§ Data supplied

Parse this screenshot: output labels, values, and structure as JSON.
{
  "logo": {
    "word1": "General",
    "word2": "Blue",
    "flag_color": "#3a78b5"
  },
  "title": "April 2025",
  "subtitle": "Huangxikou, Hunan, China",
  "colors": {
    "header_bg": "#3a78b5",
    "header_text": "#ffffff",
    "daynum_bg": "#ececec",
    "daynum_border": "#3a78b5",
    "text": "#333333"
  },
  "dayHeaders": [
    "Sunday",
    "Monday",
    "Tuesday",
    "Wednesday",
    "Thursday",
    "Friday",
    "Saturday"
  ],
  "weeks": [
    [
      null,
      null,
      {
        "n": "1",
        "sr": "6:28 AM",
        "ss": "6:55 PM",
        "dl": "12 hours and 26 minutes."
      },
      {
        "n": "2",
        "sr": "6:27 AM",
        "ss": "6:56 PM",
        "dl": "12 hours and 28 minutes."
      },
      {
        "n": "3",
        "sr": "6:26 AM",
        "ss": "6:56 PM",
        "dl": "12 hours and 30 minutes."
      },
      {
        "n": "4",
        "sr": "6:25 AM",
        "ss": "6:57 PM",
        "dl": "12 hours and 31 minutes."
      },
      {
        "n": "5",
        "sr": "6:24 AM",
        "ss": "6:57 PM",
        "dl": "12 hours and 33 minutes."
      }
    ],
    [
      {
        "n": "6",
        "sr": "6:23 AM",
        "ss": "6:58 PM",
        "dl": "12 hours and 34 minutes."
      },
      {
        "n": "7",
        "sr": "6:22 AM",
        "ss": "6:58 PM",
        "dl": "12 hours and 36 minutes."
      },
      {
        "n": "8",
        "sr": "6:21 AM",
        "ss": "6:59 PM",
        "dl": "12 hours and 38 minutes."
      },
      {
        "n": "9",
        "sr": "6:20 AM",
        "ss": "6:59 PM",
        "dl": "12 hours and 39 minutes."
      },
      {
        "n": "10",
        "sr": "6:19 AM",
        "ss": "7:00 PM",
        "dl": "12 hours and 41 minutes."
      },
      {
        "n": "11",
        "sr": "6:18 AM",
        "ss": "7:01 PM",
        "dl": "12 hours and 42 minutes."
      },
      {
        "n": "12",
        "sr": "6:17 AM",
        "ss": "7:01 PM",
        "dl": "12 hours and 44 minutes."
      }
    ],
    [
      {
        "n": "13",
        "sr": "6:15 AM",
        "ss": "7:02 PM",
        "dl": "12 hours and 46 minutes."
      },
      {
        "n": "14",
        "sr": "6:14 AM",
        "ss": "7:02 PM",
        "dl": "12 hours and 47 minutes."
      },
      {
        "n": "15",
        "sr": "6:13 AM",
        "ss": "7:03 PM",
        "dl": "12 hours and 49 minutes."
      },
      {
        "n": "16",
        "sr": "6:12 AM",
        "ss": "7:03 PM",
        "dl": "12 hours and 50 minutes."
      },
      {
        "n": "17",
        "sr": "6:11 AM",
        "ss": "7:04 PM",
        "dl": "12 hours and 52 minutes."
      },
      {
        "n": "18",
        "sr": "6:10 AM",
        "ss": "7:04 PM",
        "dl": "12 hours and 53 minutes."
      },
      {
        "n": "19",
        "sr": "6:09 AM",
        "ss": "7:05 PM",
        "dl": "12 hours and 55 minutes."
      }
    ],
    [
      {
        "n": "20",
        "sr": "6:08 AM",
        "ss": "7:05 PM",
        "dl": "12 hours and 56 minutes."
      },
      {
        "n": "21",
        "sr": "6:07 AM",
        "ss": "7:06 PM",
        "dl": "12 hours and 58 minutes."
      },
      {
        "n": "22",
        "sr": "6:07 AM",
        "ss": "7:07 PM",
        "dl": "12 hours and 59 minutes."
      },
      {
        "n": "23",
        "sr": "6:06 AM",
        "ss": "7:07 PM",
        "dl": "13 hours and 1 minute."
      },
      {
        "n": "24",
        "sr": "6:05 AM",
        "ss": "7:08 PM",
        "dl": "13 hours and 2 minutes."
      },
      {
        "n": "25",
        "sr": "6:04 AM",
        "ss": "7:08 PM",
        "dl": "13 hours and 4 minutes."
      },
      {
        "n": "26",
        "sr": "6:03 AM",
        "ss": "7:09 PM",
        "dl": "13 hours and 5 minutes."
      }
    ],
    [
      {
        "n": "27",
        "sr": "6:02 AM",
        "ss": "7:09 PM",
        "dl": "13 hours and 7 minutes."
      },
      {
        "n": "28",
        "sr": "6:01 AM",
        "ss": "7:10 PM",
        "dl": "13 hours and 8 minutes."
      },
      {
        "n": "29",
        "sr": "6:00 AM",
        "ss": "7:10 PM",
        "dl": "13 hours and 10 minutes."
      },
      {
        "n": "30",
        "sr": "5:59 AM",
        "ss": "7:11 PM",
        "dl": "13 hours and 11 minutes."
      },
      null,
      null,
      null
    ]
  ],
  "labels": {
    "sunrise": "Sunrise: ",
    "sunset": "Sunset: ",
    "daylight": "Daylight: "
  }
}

§ What you will do
Show all lines from the listing above in which "labels" appears.

§ Solution to this exercise
Parse this screenshot: output labels, values, and structure as JSON.
  "labels": {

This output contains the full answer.